Directive
Show every line in the entries below where the word "name" appears.

Information supplied

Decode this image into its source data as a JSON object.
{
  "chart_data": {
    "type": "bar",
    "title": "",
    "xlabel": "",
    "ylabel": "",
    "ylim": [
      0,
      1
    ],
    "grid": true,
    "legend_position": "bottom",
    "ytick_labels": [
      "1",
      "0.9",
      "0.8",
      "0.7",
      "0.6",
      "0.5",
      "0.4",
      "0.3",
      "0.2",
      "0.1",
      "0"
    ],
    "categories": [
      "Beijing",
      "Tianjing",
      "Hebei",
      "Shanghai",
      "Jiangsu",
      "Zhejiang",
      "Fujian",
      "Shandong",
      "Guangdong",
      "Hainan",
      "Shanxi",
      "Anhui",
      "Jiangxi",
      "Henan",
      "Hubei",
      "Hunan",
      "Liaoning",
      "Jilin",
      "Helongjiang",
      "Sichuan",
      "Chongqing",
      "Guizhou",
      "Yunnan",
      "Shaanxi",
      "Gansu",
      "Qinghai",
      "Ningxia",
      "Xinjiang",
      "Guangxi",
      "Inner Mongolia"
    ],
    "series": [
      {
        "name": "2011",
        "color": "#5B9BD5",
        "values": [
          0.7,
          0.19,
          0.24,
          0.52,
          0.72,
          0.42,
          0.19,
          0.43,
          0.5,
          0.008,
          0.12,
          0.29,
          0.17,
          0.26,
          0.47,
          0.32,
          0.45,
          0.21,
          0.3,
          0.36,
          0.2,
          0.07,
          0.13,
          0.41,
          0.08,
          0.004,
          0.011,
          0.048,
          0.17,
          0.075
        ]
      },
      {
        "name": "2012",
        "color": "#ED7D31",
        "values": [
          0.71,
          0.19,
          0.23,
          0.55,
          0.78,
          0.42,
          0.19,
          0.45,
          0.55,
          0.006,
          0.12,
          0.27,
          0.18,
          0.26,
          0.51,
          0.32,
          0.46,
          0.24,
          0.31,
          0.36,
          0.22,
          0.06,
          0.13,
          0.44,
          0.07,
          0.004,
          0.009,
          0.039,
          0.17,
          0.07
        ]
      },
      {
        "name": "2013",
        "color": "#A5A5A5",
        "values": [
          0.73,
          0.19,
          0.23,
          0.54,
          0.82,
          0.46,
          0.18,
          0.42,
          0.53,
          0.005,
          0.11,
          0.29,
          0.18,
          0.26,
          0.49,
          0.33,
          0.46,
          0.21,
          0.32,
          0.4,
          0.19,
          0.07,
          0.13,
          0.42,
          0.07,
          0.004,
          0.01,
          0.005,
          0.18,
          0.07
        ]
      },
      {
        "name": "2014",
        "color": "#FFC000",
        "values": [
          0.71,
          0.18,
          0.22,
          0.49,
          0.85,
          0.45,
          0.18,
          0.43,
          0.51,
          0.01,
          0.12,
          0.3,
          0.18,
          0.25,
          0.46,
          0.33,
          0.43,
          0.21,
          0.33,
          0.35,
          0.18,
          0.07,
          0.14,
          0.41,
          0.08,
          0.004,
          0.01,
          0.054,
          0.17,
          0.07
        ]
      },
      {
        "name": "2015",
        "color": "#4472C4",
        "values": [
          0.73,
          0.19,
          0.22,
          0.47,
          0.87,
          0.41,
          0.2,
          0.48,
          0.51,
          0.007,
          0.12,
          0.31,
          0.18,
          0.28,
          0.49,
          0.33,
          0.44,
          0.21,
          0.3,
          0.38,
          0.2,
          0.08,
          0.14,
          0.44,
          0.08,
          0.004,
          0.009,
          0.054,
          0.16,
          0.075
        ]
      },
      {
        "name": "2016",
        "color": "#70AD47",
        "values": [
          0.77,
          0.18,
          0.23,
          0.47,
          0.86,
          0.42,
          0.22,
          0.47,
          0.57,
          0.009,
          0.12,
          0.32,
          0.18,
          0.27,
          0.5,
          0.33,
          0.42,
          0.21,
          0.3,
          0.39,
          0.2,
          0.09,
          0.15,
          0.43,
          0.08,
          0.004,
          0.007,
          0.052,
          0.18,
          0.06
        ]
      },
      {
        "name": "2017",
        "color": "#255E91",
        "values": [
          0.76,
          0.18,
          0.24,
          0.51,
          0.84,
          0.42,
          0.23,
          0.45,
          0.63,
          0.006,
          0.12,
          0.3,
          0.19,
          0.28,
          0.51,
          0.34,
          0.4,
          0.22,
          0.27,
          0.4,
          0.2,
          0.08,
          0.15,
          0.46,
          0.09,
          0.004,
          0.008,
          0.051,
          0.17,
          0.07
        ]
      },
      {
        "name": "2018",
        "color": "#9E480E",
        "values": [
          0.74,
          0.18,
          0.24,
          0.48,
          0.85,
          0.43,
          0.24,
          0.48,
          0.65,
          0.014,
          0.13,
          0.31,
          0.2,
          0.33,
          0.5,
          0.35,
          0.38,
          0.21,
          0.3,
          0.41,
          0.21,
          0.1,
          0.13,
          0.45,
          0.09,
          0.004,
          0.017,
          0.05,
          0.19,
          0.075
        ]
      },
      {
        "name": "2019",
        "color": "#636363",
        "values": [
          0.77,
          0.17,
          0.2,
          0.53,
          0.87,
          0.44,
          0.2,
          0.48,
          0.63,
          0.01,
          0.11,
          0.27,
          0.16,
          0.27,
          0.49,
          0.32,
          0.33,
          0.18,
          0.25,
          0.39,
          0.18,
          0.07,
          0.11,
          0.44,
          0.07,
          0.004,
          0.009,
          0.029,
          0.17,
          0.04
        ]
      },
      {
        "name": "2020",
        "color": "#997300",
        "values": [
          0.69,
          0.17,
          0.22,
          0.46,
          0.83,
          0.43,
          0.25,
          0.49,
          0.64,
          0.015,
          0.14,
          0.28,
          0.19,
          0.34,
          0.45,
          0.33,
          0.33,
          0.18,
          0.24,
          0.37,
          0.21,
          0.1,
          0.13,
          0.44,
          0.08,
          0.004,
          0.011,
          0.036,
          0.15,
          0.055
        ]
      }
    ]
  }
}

Exercise answer
        "name": "2011",
        "name": "2012",
        "name": "2013",
        "name": "2014",
        "name": "2015",
        "name": "2016",
        "name": "2017",
        "name": "2018",
        "name": "2019",
        "name": "2020",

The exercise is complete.